Collected data entries:

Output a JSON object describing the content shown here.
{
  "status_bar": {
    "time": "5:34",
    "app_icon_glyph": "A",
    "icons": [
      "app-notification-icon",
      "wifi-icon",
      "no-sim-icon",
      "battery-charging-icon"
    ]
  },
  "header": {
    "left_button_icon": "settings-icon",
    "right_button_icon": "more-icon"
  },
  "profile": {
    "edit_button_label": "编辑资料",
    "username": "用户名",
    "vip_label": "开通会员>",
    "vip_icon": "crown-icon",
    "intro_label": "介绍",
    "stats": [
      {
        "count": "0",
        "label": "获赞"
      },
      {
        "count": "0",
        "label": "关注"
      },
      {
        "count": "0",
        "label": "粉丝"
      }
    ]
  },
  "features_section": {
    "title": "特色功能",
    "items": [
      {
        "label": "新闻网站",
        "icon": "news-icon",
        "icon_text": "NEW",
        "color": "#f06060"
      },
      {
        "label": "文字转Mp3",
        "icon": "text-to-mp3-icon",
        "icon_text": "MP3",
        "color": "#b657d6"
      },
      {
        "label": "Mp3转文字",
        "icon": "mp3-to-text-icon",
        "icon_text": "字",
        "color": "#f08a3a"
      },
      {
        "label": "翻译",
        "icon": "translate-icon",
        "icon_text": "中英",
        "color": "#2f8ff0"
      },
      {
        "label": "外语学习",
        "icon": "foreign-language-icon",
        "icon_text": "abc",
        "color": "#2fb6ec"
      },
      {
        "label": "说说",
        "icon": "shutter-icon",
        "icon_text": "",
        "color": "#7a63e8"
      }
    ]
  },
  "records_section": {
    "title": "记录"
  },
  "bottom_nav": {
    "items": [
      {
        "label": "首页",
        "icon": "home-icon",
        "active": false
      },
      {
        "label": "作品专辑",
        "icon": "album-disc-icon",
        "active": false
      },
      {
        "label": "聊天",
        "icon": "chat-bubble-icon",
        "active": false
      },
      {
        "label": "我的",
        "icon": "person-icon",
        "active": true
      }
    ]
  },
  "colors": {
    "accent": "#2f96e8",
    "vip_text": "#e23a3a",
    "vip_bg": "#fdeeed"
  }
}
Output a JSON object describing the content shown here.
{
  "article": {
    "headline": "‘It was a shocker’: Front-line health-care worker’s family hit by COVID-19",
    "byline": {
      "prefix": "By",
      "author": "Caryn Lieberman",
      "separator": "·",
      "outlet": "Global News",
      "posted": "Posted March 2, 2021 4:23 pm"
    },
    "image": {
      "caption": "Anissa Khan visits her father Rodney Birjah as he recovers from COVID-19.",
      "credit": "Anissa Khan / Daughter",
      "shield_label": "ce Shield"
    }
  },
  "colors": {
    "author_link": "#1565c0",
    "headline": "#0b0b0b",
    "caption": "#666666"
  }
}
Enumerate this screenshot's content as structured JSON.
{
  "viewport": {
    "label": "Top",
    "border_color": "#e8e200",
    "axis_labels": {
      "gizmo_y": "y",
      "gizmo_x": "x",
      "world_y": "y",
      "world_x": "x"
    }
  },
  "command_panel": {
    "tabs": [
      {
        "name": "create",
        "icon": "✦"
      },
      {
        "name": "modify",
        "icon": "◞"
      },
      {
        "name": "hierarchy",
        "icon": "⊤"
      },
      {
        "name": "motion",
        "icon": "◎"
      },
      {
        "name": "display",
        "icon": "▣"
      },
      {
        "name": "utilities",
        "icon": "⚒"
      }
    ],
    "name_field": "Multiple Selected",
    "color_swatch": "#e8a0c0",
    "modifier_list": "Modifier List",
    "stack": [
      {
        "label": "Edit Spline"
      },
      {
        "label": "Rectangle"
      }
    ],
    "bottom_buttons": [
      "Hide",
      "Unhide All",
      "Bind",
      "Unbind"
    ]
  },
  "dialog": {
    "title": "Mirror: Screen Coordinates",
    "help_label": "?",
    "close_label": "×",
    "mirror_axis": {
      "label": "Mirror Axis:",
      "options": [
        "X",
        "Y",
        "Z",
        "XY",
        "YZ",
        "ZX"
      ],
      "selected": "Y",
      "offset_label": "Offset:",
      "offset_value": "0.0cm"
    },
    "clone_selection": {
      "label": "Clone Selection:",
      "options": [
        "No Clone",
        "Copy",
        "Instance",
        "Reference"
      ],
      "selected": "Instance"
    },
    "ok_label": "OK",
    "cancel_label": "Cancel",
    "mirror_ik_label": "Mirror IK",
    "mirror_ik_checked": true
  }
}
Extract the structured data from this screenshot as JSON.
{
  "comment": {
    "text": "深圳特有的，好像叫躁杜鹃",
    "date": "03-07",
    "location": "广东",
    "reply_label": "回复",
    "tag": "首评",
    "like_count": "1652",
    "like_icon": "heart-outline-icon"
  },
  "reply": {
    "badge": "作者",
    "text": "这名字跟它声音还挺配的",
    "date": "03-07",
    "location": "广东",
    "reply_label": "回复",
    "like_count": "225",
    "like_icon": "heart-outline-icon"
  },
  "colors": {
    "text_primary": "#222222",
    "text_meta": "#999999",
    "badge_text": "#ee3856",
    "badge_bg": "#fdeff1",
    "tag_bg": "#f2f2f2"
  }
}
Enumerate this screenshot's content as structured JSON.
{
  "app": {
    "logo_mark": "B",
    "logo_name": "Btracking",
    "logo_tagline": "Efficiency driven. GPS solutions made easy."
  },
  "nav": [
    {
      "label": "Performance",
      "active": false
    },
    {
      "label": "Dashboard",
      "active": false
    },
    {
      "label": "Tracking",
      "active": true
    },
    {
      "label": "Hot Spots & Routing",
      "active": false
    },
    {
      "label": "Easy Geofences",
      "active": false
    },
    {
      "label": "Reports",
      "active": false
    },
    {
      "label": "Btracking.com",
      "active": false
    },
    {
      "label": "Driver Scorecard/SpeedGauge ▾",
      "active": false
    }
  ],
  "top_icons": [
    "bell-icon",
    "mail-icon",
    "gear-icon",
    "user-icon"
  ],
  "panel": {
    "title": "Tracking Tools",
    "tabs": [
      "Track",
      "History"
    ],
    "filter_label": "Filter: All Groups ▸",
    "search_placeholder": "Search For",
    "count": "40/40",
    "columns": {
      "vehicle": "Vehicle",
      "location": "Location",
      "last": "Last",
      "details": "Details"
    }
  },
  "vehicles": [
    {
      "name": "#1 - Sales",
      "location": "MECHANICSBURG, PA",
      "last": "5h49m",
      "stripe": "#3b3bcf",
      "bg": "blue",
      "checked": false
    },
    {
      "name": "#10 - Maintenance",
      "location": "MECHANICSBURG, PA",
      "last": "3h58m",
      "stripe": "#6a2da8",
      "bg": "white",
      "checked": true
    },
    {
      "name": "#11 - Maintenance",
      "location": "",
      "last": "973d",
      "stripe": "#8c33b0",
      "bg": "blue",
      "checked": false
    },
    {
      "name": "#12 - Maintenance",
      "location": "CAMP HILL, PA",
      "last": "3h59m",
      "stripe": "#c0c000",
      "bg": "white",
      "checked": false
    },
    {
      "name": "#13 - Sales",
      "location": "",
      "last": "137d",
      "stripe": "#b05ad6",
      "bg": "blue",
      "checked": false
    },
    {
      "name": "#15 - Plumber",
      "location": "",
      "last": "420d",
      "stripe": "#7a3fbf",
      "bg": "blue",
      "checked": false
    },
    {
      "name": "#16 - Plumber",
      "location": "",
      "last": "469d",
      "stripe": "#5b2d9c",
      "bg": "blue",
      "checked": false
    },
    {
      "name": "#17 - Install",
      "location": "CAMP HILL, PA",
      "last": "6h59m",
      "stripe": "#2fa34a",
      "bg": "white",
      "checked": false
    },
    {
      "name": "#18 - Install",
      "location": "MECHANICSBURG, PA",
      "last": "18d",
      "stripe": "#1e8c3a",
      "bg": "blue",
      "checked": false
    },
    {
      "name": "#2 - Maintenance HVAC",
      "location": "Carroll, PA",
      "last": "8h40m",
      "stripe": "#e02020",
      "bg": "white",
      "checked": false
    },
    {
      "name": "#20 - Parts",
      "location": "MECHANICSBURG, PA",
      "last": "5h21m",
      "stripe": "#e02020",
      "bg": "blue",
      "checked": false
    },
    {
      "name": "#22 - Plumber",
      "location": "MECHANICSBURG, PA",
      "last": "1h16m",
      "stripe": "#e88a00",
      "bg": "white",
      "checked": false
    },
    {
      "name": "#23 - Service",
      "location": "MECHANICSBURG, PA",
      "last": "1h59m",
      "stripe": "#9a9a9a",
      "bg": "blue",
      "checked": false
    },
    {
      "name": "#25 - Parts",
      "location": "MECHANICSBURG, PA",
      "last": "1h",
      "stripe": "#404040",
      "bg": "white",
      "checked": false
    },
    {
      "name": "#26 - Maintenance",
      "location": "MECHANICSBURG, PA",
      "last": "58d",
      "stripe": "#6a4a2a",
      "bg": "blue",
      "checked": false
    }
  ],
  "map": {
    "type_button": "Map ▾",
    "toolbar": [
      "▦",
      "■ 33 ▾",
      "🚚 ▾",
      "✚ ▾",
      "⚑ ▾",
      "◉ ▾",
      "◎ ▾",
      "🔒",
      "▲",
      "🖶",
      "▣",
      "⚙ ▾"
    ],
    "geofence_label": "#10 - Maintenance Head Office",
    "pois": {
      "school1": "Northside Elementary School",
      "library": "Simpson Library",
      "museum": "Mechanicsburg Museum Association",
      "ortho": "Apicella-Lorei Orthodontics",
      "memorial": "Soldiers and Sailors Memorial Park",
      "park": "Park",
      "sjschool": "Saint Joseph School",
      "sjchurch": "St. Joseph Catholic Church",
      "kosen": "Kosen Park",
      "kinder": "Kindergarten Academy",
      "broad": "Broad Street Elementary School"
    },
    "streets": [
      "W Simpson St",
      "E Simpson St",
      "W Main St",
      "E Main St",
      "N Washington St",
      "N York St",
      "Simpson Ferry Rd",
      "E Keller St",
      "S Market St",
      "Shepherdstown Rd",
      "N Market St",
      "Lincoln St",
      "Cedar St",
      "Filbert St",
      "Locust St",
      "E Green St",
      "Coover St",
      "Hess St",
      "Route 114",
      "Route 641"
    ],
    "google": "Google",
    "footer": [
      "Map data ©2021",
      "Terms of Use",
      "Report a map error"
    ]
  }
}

### Short exercise
Write only the number of lines that include "Elementary".

### Exercise solution
2